Recorded information:
§

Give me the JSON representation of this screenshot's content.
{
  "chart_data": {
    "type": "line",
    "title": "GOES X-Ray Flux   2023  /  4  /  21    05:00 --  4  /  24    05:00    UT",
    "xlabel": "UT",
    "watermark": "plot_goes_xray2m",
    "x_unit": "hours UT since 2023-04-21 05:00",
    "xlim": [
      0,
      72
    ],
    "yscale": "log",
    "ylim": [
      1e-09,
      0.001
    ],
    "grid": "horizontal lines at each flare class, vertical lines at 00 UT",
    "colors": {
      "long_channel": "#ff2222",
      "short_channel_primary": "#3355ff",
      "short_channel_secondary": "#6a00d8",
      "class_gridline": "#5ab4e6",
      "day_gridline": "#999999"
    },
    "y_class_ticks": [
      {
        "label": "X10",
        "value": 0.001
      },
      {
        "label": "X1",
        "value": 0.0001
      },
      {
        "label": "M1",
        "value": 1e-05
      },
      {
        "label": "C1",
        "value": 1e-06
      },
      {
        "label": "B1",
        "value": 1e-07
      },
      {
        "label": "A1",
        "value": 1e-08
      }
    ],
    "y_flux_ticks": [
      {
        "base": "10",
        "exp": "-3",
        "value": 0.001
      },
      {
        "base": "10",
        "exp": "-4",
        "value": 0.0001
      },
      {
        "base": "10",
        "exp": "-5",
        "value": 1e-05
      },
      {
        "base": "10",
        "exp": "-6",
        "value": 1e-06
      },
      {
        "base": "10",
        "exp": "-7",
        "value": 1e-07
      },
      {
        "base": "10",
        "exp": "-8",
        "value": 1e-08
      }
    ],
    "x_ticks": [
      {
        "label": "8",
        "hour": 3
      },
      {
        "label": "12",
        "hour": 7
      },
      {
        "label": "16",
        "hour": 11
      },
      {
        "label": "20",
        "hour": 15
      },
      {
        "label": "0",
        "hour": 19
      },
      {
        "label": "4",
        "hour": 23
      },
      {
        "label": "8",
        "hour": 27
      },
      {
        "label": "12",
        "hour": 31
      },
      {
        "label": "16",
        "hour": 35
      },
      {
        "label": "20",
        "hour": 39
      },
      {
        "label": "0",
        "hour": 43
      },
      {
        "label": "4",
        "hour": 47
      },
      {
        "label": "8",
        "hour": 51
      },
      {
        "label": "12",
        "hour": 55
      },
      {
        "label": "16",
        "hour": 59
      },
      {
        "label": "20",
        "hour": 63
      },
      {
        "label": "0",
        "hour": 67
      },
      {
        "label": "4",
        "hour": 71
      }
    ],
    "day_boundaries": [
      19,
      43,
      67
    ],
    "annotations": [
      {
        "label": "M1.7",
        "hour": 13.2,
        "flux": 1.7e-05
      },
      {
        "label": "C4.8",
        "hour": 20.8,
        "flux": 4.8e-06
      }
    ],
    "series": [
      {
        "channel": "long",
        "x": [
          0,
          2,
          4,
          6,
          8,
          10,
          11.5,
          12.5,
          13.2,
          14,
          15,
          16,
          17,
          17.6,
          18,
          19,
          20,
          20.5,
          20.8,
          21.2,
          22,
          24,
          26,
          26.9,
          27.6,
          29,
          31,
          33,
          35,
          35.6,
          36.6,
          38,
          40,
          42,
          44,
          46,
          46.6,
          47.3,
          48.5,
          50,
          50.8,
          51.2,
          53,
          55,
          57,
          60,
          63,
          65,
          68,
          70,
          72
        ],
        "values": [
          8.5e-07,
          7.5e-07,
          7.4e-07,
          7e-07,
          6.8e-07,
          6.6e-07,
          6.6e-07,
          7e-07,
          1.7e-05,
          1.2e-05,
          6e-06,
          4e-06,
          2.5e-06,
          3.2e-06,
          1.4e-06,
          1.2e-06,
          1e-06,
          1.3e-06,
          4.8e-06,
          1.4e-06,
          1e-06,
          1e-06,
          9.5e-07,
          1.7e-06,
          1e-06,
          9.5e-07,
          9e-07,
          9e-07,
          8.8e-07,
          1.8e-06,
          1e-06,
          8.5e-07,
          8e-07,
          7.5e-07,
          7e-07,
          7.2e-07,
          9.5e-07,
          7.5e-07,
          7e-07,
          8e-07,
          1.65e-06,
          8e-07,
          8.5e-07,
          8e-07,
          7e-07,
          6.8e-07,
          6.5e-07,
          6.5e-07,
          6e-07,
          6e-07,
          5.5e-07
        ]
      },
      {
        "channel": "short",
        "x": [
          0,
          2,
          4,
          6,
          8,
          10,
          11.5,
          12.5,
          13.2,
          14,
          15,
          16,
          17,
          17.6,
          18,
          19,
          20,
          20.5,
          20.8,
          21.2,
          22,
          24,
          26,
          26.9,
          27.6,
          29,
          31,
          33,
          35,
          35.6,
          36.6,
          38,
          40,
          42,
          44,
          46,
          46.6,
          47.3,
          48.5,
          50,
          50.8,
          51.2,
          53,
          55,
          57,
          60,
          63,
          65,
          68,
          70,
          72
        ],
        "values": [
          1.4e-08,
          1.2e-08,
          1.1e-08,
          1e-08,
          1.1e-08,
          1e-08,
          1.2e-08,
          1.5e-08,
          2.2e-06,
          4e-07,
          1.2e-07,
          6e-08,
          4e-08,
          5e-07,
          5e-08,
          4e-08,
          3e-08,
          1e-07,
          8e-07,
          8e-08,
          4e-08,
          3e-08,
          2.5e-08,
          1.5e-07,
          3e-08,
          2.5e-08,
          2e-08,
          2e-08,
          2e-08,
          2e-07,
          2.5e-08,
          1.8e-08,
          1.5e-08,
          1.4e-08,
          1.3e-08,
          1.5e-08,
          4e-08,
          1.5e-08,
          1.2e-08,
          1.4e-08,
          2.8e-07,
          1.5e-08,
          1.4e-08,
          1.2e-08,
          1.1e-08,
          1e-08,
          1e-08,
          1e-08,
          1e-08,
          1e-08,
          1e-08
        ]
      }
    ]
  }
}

§

Task details:
Make an exact copy of the material above.

Final result:
Give me the JSON representation of this screenshot's content.
{
  "chart_data": {
    "type": "line",
    "title": "GOES X-Ray Flux   2023  /  4  /  21    05:00 --  4  /  24    05:00    UT",
    "xlabel": "UT",
    "watermark": "plot_goes_xray2m",
    "x_unit": "hours UT since 2023-04-21 05:00",
    "xlim": [
      0,
      72
    ],
    "yscale": "log",
    "ylim": [
      1e-09,
      0.001
    ],
    "grid": "horizontal lines at each flare class, vertical lines at 00 UT",
    "colors": {
      "long_channel": "#ff2222",
      "short_channel_primary": "#3355ff",
      "short_channel_secondary": "#6a00d8",
      "class_gridline": "#5ab4e6",
      "day_gridline": "#999999"
    },
    "y_class_ticks": [
      {
        "label": "X10",
        "value": 0.001
      },
      {
        "label": "X1",
        "value": 0.0001
      },
      {
        "label": "M1",
        "value": 1e-05
      },
      {
        "label": "C1",
        "value": 1e-06
      },
      {
        "label": "B1",
        "value": 1e-07
      },
      {
        "label": "A1",
        "value": 1e-08
      }
    ],
    "y_flux_ticks": [
      {
        "base": "10",
        "exp": "-3",
        "value": 0.001
      },
      {
        "base": "10",
        "exp": "-4",
        "value": 0.0001
      },
      {
        "base": "10",
        "exp": "-5",
        "value": 1e-05
      },
      {
        "base": "10",
        "exp": "-6",
        "value": 1e-06
      },
      {
        "base": "10",
        "exp": "-7",
        "value": 1e-07
      },
      {
        "base": "10",
        "exp": "-8",
        "value": 1e-08
      }
    ],
    "x_ticks": [
      {
        "label": "8",
        "hour": 3
      },
      {
        "label": "12",
        "hour": 7
      },
      {
        "label": "16",
        "hour": 11
      },
      {
        "label": "20",
        "hour": 15
      },
      {
        "label": "0",
        "hour": 19
      },
      {
        "label": "4",
        "hour": 23
      },
      {
        "label": "8",
        "hour": 27
      },
      {
        "label": "12",
        "hour": 31
      },
      {
        "label": "16",
        "hour": 35
      },
      {
        "label": "20",
        "hour": 39
      },
      {
        "label": "0",
        "hour": 43
      },
      {
        "label": "4",
        "hour": 47
      },
      {
        "label": "8",
        "hour": 51
      },
      {
        "label": "12",
        "hour": 55
      },
      {
        "label": "16",
        "hour": 59
      },
      {
        "label": "20",
        "hour": 63
      },
      {
        "label": "0",
        "hour": 67
      },
      {
        "label": "4",
        "hour": 71
      }
    ],
    "day_boundaries": [
      19,
      43,
      67
    ],
    "annotations": [
      {
        "label": "M1.7",
        "hour": 13.2,
        "flux": 1.7e-05
      },
      {
        "label": "C4.8",
        "hour": 20.8,
        "flux": 4.8e-06
      }
    ],
    "series": [
      {
        "channel": "long",
        "x": [
          0,
          2,
          4,
          6,
          8,
          10,
          11.5,
          12.5,
          13.2,
          14,
          15,
          16,
          17,
          17.6,
          18,
          19,
          20,
          20.5,
          20.8,
          21.2,
          22,
          24,
          26,
          26.9,
          27.6,
          29,
          31,
          33,
          35,
          35.6,
          36.6,
          38,
          40,
          42,
          44,
          46,
          46.6,
          47.3,
          48.5,
          50,
          50.8,
          51.2,
          53,
          55,
          57,
          60,
          63,
          65,
          68,
          70,
          72
        ],
        "values": [
          8.5e-07,
          7.5e-07,
          7.4e-07,
          7e-07,
          6.8e-07,
          6.6e-07,
          6.6e-07,
          7e-07,
          1.7e-05,
          1.2e-05,
          6e-06,
          4e-06,
          2.5e-06,
          3.2e-06,
          1.4e-06,
          1.2e-06,
          1e-06,
          1.3e-06,
          4.8e-06,
          1.4e-06,
          1e-06,
          1e-06,
          9.5e-07,
          1.7e-06,
          1e-06,
          9.5e-07,
          9e-07,
          9e-07,
          8.8e-07,
          1.8e-06,
          1e-06,
          8.5e-07,
          8e-07,
          7.5e-07,
          7e-07,
          7.2e-07,
          9.5e-07,
          7.5e-07,
          7e-07,
          8e-07,
          1.65e-06,
          8e-07,
          8.5e-07,
          8e-07,
          7e-07,
          6.8e-07,
          6.5e-07,
          6.5e-07,
          6e-07,
          6e-07,
          5.5e-07
        ]
      },
      {
        "channel": "short",
        "x": [
          0,
          2,
          4,
          6,
          8,
          10,
          11.5,
          12.5,
          13.2,
          14,
          15,
          16,
          17,
          17.6,
          18,
          19,
          20,
          20.5,
          20.8,
          21.2,
          22,
          24,
          26,
          26.9,
          27.6,
          29,
          31,
          33,
          35,
          35.6,
          36.6,
          38,
          40,
          42,
          44,
          46,
          46.6,
          47.3,
          48.5,
          50,
          50.8,
          51.2,
          53,
          55,
          57,
          60,
          63,
          65,
          68,
          70,
          72
        ],
        "values": [
          1.4e-08,
          1.2e-08,
          1.1e-08,
          1e-08,
          1.1e-08,
          1e-08,
          1.2e-08,
          1.5e-08,
          2.2e-06,
          4e-07,
          1.2e-07,
          6e-08,
          4e-08,
          5e-07,
          5e-08,
          4e-08,
          3e-08,
          1e-07,
          8e-07,
          8e-08,
          4e-08,
          3e-08,
          2.5e-08,
          1.5e-07,
          3e-08,
          2.5e-08,
          2e-08,
          2e-08,
          2e-08,
          2e-07,
          2.5e-08,
          1.8e-08,
          1.5e-08,
          1.4e-08,
          1.3e-08,
          1.5e-08,
          4e-08,
          1.5e-08,
          1.2e-08,
          1.4e-08,
          2.8e-07,
          1.5e-08,
          1.4e-08,
          1.2e-08,
          1.1e-08,
          1e-08,
          1e-08,
          1e-08,
          1e-08,
          1e-08,
          1e-08
        ]
      }
    ]
  }
}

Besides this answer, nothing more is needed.